Dataset excerpts
┌────────
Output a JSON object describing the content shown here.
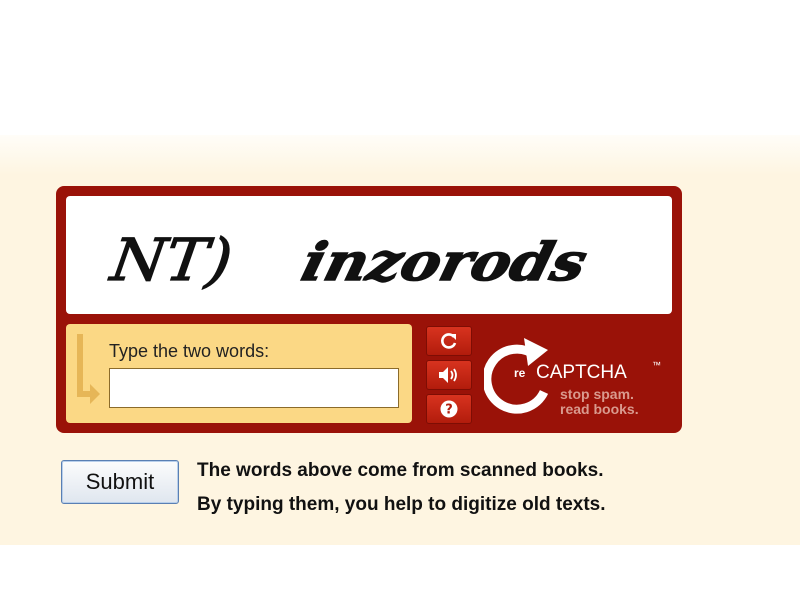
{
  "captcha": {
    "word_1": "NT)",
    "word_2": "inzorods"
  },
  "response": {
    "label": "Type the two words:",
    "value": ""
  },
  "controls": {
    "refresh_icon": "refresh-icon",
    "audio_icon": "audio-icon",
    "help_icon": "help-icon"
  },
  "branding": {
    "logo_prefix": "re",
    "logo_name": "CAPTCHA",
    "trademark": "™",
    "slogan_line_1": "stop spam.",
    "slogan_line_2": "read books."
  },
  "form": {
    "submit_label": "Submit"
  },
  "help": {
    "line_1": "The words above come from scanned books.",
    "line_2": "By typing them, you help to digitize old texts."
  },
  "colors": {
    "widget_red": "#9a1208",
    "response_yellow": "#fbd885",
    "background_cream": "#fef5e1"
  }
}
└────────
* _GIVEN PROBLEM_
Every line of the data above should be quoted exactly. Omit the pictures.

* _EXERCISE RESULT_
Output a JSON object describing the content shown here.
{
  "captcha": {
    "word_1": "NT)",
    "word_2": "inzorods"
  },
  "response": {
    "label": "Type the two words:",
    "value": ""
  },
  "controls": {
    "refresh_icon": "refresh-icon",
    "audio_icon": "audio-icon",
    "help_icon": "help-icon"
  },
  "branding": {
    "logo_prefix": "re",
    "logo_name": "CAPTCHA",
    "trademark": "™",
    "slogan_line_1": "stop spam.",
    "slogan_line_2": "read books."
  },
  "form": {
    "submit_label": "Submit"
  },
  "help": {
    "line_1": "The words above come from scanned books.",
    "line_2": "By typing them, you help to digitize old texts."
  },
  "colors": {
    "widget_red": "#9a1208",
    "response_yellow": "#fbd885",
    "background_cream": "#fef5e1"
  }
}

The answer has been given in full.